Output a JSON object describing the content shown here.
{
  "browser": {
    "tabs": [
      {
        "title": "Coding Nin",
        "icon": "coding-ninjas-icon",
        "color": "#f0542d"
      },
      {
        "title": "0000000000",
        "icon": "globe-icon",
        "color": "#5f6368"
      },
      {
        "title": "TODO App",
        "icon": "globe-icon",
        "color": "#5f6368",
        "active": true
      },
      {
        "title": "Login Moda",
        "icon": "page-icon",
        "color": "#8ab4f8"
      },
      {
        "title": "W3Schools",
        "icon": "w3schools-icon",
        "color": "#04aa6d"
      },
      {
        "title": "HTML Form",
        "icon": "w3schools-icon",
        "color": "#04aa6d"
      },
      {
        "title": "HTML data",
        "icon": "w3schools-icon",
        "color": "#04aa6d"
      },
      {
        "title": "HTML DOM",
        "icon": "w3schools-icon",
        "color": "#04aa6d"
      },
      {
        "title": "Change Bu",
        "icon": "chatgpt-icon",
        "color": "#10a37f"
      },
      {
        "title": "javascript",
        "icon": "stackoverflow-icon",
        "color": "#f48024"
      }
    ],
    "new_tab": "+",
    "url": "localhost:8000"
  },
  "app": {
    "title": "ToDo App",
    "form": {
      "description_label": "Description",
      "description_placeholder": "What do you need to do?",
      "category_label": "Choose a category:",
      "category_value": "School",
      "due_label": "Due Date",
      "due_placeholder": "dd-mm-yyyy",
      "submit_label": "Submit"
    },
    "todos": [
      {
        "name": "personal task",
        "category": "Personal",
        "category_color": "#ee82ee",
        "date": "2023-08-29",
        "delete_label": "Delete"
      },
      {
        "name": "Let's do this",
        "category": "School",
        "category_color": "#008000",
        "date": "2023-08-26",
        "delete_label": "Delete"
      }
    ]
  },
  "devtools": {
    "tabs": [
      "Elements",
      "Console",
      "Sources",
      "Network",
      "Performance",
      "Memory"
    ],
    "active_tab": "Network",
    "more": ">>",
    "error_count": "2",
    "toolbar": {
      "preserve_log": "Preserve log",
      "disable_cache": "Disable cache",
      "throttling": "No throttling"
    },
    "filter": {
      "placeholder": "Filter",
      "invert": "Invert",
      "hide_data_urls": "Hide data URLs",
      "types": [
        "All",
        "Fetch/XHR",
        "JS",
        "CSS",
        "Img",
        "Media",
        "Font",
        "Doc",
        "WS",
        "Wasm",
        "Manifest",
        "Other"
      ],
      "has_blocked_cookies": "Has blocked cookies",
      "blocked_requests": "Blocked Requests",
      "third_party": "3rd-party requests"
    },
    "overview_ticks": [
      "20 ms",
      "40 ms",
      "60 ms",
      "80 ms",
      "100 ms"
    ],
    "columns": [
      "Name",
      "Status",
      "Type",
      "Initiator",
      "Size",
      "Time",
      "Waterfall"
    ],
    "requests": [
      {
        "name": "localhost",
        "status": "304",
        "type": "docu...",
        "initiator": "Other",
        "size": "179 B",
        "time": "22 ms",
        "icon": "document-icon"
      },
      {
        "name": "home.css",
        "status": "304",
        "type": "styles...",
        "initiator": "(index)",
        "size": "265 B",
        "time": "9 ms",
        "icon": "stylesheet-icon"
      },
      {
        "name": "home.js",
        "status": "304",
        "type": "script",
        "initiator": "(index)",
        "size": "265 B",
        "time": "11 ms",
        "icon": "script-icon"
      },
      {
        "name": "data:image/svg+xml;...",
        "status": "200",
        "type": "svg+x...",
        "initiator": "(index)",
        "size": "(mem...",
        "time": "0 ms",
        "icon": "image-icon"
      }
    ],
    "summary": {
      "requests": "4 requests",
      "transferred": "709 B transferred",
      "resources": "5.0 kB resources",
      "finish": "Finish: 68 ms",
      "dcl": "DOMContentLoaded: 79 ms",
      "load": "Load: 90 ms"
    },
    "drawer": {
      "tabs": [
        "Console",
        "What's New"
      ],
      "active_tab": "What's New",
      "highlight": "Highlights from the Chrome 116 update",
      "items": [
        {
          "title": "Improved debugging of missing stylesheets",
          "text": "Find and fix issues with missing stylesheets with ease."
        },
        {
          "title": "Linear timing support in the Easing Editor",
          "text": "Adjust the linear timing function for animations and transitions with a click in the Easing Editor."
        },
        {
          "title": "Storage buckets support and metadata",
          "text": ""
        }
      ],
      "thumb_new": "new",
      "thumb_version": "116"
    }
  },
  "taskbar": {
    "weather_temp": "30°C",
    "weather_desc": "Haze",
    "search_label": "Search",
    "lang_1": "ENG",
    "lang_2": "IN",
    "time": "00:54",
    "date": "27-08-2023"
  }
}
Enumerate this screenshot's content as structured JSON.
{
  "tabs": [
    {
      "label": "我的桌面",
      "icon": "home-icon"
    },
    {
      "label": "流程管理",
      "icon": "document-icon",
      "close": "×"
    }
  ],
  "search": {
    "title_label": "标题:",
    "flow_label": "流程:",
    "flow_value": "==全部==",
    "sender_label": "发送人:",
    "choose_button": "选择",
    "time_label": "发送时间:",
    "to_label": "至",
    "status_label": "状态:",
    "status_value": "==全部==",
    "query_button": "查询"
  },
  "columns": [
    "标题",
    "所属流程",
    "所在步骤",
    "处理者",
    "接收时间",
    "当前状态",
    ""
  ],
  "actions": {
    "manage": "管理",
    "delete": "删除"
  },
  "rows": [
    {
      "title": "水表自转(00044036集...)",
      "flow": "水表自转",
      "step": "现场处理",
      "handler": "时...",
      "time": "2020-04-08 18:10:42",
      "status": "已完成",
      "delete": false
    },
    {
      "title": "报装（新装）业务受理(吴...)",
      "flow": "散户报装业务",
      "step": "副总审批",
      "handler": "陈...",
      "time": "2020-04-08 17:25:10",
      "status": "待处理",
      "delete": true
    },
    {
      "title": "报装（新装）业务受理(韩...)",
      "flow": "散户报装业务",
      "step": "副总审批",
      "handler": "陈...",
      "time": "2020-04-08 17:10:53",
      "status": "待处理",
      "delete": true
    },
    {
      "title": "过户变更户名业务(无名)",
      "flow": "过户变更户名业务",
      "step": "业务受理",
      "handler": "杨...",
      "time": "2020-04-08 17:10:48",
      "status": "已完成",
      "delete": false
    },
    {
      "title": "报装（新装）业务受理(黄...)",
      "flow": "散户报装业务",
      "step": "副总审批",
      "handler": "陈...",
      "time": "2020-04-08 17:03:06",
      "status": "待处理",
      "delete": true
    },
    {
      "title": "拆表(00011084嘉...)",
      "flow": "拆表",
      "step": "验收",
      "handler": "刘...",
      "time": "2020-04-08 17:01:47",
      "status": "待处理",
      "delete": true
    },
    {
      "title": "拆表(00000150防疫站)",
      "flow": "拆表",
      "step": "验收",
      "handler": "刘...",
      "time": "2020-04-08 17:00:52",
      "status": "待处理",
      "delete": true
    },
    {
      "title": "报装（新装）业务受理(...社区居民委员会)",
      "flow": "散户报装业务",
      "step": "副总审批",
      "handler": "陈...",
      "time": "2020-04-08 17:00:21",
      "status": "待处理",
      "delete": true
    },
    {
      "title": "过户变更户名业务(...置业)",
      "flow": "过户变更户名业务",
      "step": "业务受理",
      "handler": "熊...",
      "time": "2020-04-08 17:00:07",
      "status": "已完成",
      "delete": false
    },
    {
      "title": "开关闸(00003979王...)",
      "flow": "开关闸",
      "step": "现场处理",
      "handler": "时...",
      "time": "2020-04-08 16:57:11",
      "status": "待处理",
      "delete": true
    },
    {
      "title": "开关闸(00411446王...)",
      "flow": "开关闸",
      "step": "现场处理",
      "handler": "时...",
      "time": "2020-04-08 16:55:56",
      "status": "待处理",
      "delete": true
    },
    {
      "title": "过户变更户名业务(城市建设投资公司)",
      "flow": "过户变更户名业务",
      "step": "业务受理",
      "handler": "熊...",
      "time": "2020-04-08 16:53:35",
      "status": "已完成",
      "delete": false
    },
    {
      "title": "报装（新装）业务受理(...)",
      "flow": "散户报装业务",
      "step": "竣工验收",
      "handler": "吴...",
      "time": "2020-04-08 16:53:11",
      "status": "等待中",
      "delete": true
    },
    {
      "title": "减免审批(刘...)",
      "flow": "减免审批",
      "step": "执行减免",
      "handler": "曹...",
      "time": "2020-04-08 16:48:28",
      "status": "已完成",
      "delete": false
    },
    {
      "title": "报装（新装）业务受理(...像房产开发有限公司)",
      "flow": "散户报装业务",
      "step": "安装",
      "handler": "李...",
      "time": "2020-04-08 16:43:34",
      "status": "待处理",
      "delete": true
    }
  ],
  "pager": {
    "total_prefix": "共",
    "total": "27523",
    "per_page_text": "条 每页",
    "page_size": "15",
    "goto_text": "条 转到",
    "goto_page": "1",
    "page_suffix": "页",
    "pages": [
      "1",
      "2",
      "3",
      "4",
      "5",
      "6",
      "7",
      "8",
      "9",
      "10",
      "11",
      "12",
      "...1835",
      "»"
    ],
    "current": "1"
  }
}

+ + + +

What you should do
Find each line that has the word "timing", then copy it out.

Complete output
          "title": "Linear timing support in the Easing Editor",
          "text": "Adjust the linear timing function for animations and transitions with a click in the Easing Editor."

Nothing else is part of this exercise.